>>>

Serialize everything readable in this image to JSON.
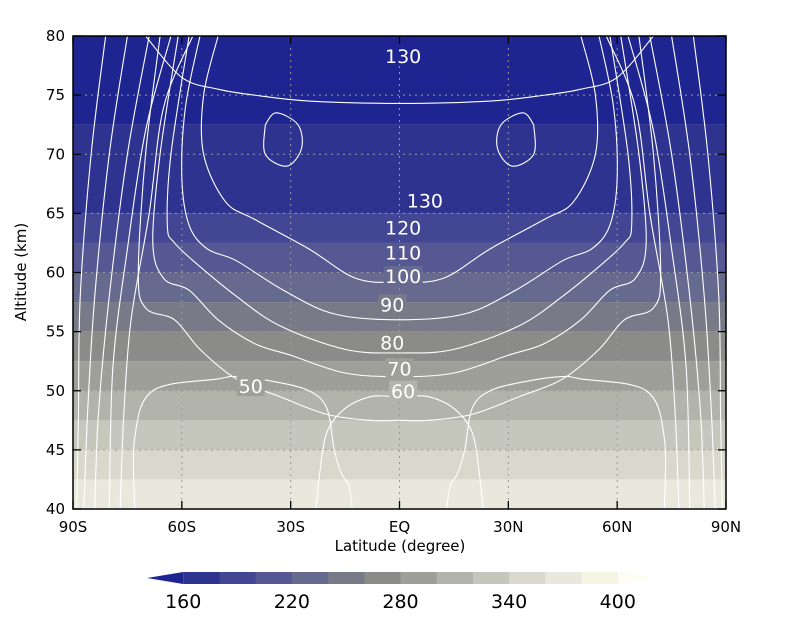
{
  "chart_data": {
    "type": "heatmap",
    "title": "",
    "xlabel": "Latitude (degree)",
    "ylabel": "Altitude (km)",
    "xlim": [
      -90,
      90
    ],
    "ylim": [
      40,
      80
    ],
    "x_ticks": [
      {
        "value": -90,
        "label": "90S"
      },
      {
        "value": -60,
        "label": "60S"
      },
      {
        "value": -30,
        "label": "30S"
      },
      {
        "value": 0,
        "label": "EQ"
      },
      {
        "value": 30,
        "label": "30N"
      },
      {
        "value": 60,
        "label": "60N"
      },
      {
        "value": 90,
        "label": "90N"
      }
    ],
    "y_ticks": [
      {
        "value": 40,
        "label": "40"
      },
      {
        "value": 45,
        "label": "45"
      },
      {
        "value": 50,
        "label": "50"
      },
      {
        "value": 55,
        "label": "55"
      },
      {
        "value": 60,
        "label": "60"
      },
      {
        "value": 65,
        "label": "65"
      },
      {
        "value": 70,
        "label": "70"
      },
      {
        "value": 75,
        "label": "75"
      },
      {
        "value": 80,
        "label": "80"
      }
    ],
    "grid": "dotted",
    "filled_field": {
      "colorbar_ticks": [
        160,
        220,
        280,
        340,
        400
      ],
      "levels": [
        160,
        180,
        200,
        220,
        240,
        260,
        280,
        300,
        320,
        340,
        360,
        380,
        400
      ],
      "colors": [
        "#1e2590",
        "#2f3390",
        "#424693",
        "#555892",
        "#676a8f",
        "#787a87",
        "#8b8c89",
        "#9e9f99",
        "#b2b3aa",
        "#c6c7bc",
        "#d8d8cc",
        "#e8e8dc",
        "#f5f5e4",
        "#fdfdf2"
      ],
      "band_tops_km": [
        {
          "value": 380,
          "top_km": 42.5
        },
        {
          "value": 360,
          "top_km": 45
        },
        {
          "value": 340,
          "top_km": 47.5
        },
        {
          "value": 320,
          "top_km": 50
        },
        {
          "value": 300,
          "top_km": 52.5
        },
        {
          "value": 280,
          "top_km": 55
        },
        {
          "value": 260,
          "top_km": 57.5
        },
        {
          "value": 240,
          "top_km": 60
        },
        {
          "value": 220,
          "top_km": 62.5
        },
        {
          "value": 200,
          "top_km": 65
        },
        {
          "value": 180,
          "top_km": 72.5
        },
        {
          "value": 160,
          "top_km": 80
        }
      ],
      "core_region": {
        "value": 160,
        "lat_range": [
          -52,
          52
        ],
        "alt_range": [
          74,
          80
        ]
      }
    },
    "contour_lines": {
      "color": "#ffffff",
      "labels": [
        {
          "text": "130",
          "lat": 1,
          "alt": 78.3
        },
        {
          "text": "130",
          "lat": 7,
          "alt": 66.1
        },
        {
          "text": "120",
          "lat": 1,
          "alt": 63.8
        },
        {
          "text": "110",
          "lat": 1,
          "alt": 61.7
        },
        {
          "text": "100",
          "lat": 1,
          "alt": 59.7
        },
        {
          "text": "90",
          "lat": -2,
          "alt": 57.3
        },
        {
          "text": "80",
          "lat": -2,
          "alt": 54.1
        },
        {
          "text": "70",
          "lat": 0,
          "alt": 51.9
        },
        {
          "text": "60",
          "lat": 1,
          "alt": 50.0
        },
        {
          "text": "50",
          "lat": -41,
          "alt": 50.4
        }
      ],
      "lines": [
        {
          "points": [
            [
              -57,
              80
            ],
            [
              -65,
              74
            ],
            [
              -69,
              65
            ],
            [
              -74,
              56
            ],
            [
              -76,
              48
            ],
            [
              -77,
              40
            ]
          ]
        },
        {
          "points": [
            [
              -63,
              80
            ],
            [
              -70,
              72
            ],
            [
              -75,
              62
            ],
            [
              -79,
              52
            ],
            [
              -80,
              40
            ]
          ]
        },
        {
          "points": [
            [
              -69,
              80
            ],
            [
              -75,
              70
            ],
            [
              -80,
              58
            ],
            [
              -83,
              48
            ],
            [
              -84,
              40
            ]
          ]
        },
        {
          "points": [
            [
              -75,
              80
            ],
            [
              -80,
              70
            ],
            [
              -84,
              58
            ],
            [
              -86,
              48
            ],
            [
              -87,
              40
            ]
          ]
        },
        {
          "points": [
            [
              -81,
              80
            ],
            [
              -85,
              70
            ],
            [
              -88,
              58
            ],
            [
              -88.5,
              48
            ],
            [
              -89,
              40
            ]
          ]
        },
        {
          "points": [
            [
              57,
              80
            ],
            [
              65,
              74
            ],
            [
              69,
              65
            ],
            [
              74,
              56
            ],
            [
              76,
              48
            ],
            [
              77,
              40
            ]
          ]
        },
        {
          "points": [
            [
              63,
              80
            ],
            [
              70,
              72
            ],
            [
              75,
              62
            ],
            [
              79,
              52
            ],
            [
              80,
              40
            ]
          ]
        },
        {
          "points": [
            [
              69,
              80
            ],
            [
              75,
              70
            ],
            [
              80,
              58
            ],
            [
              83,
              48
            ],
            [
              84,
              40
            ]
          ]
        },
        {
          "points": [
            [
              75,
              80
            ],
            [
              80,
              70
            ],
            [
              84,
              58
            ],
            [
              86,
              48
            ],
            [
              87,
              40
            ]
          ]
        },
        {
          "points": [
            [
              81,
              80
            ],
            [
              85,
              70
            ],
            [
              88,
              58
            ],
            [
              88.5,
              48
            ],
            [
              89,
              40
            ]
          ]
        },
        {
          "points": [
            [
              -50,
              80
            ],
            [
              -54,
              75
            ],
            [
              -54,
              70
            ],
            [
              -48,
              66
            ],
            [
              -40,
              64.5
            ],
            [
              -25,
              62
            ],
            [
              -12,
              59.5
            ],
            [
              0,
              59.2
            ],
            [
              12,
              59.5
            ],
            [
              25,
              62
            ],
            [
              40,
              64.5
            ],
            [
              48,
              66
            ],
            [
              54,
              70
            ],
            [
              54,
              75
            ],
            [
              50,
              80
            ]
          ]
        },
        {
          "points": [
            [
              -55,
              80
            ],
            [
              -59,
              74
            ],
            [
              -60,
              68
            ],
            [
              -58,
              64
            ],
            [
              -53,
              62
            ],
            [
              -45,
              61
            ],
            [
              -32,
              58.5
            ],
            [
              -18,
              56.5
            ],
            [
              0,
              56.0
            ],
            [
              18,
              56.5
            ],
            [
              32,
              58.5
            ],
            [
              45,
              61
            ],
            [
              53,
              62
            ],
            [
              58,
              64
            ],
            [
              60,
              68
            ],
            [
              59,
              74
            ],
            [
              55,
              80
            ]
          ]
        },
        {
          "points": [
            [
              -58,
              80
            ],
            [
              -63,
              70
            ],
            [
              -64,
              64
            ],
            [
              -62,
              62.5
            ],
            [
              -55,
              60.5
            ],
            [
              -45,
              58
            ],
            [
              -33,
              55.5
            ],
            [
              -15,
              53.5
            ],
            [
              0,
              53.2
            ],
            [
              15,
              53.5
            ],
            [
              33,
              55.5
            ],
            [
              45,
              58
            ],
            [
              55,
              60.5
            ],
            [
              62,
              62.5
            ],
            [
              64,
              64
            ],
            [
              63,
              70
            ],
            [
              58,
              80
            ]
          ]
        },
        {
          "points": [
            [
              -61,
              80
            ],
            [
              -66,
              70
            ],
            [
              -68,
              62.5
            ],
            [
              -65,
              59.5
            ],
            [
              -58,
              58.5
            ],
            [
              -50,
              56
            ],
            [
              -40,
              54
            ],
            [
              -30,
              53
            ],
            [
              -15,
              51.5
            ],
            [
              0,
              51.2
            ],
            [
              15,
              51.5
            ],
            [
              30,
              53
            ],
            [
              40,
              54
            ],
            [
              50,
              56
            ],
            [
              58,
              58.5
            ],
            [
              65,
              59.5
            ],
            [
              68,
              62.5
            ],
            [
              66,
              70
            ],
            [
              61,
              80
            ]
          ]
        },
        {
          "points": [
            [
              -66,
              80
            ],
            [
              -70,
              70
            ],
            [
              -72,
              60
            ],
            [
              -70,
              57
            ],
            [
              -62,
              56
            ],
            [
              -55,
              53.5
            ],
            [
              -45,
              51
            ],
            [
              -33,
              49.5
            ],
            [
              -20,
              48
            ],
            [
              -8,
              47.5
            ],
            [
              0,
              47.5
            ],
            [
              8,
              47.5
            ],
            [
              20,
              48
            ],
            [
              33,
              49.5
            ],
            [
              45,
              51
            ],
            [
              55,
              53.5
            ],
            [
              62,
              56
            ],
            [
              70,
              57
            ],
            [
              72,
              60
            ],
            [
              70,
              70
            ],
            [
              66,
              80
            ]
          ]
        },
        {
          "points": [
            [
              -37,
              72.5
            ],
            [
              -34,
              73.5
            ],
            [
              -28,
              72.5
            ],
            [
              -27,
              70.5
            ],
            [
              -31,
              69
            ],
            [
              -37,
              70
            ],
            [
              -37,
              72.5
            ]
          ]
        },
        {
          "points": [
            [
              37,
              72.5
            ],
            [
              34,
              73.5
            ],
            [
              28,
              72.5
            ],
            [
              27,
              70.5
            ],
            [
              31,
              69
            ],
            [
              37,
              70
            ],
            [
              37,
              72.5
            ]
          ]
        },
        {
          "points": [
            [
              -73,
              40
            ],
            [
              -73,
              46
            ],
            [
              -68,
              50
            ],
            [
              -50,
              51
            ],
            [
              -45,
              51.2
            ],
            [
              -35,
              50.8
            ],
            [
              -25,
              50
            ],
            [
              -20,
              48.5
            ],
            [
              -18,
              45
            ],
            [
              -16,
              43
            ],
            [
              -14,
              42
            ],
            [
              -13,
              40
            ]
          ]
        },
        {
          "points": [
            [
              73,
              40
            ],
            [
              73,
              46
            ],
            [
              68,
              50
            ],
            [
              50,
              51
            ],
            [
              45,
              51.2
            ],
            [
              35,
              50.8
            ],
            [
              25,
              50
            ],
            [
              20,
              48.5
            ],
            [
              18,
              45
            ],
            [
              16,
              43
            ],
            [
              14,
              42
            ],
            [
              13,
              40
            ]
          ]
        },
        {
          "points": [
            [
              -23,
              40
            ],
            [
              -22,
              43
            ],
            [
              -20,
              46.5
            ],
            [
              -15,
              48.5
            ],
            [
              -8,
              49.5
            ],
            [
              -2,
              49.5
            ]
          ]
        },
        {
          "points": [
            [
              23,
              40
            ],
            [
              22,
              43
            ],
            [
              20,
              46.5
            ],
            [
              15,
              48.5
            ],
            [
              8,
              49.5
            ],
            [
              2,
              49.5
            ]
          ]
        },
        {
          "points": [
            [
              -70,
              80
            ],
            [
              -60,
              76.5
            ],
            [
              -50,
              75.5
            ],
            [
              -40,
              75
            ],
            [
              -25,
              74.5
            ],
            [
              0,
              74.3
            ],
            [
              25,
              74.5
            ],
            [
              40,
              75
            ],
            [
              50,
              75.5
            ],
            [
              60,
              76.5
            ],
            [
              70,
              80
            ]
          ]
        }
      ]
    }
  }
}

<<<

## TASK INSTRUCTIONS
Gather all the lines that include the word "text" and copy them out.

## RESULT OF THIS TASK
          "text": "130",
          "text": "130",
          "text": "120",
          "text": "110",
          "text": "100",
          "text": "90",
          "text": "80",
          "text": "70",
          "text": "60",
          "text": "50",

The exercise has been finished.